### DATA TO PROCESS
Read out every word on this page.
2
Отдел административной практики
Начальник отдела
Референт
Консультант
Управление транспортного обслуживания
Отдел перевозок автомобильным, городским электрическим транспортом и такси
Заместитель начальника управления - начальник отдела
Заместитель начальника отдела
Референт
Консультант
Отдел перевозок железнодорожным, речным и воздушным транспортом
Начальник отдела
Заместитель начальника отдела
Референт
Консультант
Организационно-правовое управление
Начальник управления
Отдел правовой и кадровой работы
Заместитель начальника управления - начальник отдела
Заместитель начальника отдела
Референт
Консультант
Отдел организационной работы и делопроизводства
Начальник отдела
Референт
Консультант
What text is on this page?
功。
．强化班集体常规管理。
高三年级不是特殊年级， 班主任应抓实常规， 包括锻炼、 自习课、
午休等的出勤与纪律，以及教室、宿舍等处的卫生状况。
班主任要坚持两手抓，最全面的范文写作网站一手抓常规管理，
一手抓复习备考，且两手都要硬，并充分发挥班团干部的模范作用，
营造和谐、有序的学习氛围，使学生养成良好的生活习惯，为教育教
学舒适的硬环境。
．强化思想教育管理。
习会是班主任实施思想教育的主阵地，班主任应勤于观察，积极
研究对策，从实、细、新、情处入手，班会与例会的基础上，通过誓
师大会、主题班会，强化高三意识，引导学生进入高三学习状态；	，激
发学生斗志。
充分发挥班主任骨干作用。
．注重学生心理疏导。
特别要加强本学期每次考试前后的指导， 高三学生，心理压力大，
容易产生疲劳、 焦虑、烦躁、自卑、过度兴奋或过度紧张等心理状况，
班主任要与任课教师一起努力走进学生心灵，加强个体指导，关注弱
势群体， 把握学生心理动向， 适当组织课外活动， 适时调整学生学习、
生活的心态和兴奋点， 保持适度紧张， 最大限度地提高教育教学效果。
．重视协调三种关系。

### AIM OF THE EXERCISE
Track down every line with the word "перевозок" and copy it.

### RESULT BELOW
Отдел перевозок автомобильным, городским электрическим транспортом и такси
Отдел перевозок железнодорожным, речным и воздушным транспортом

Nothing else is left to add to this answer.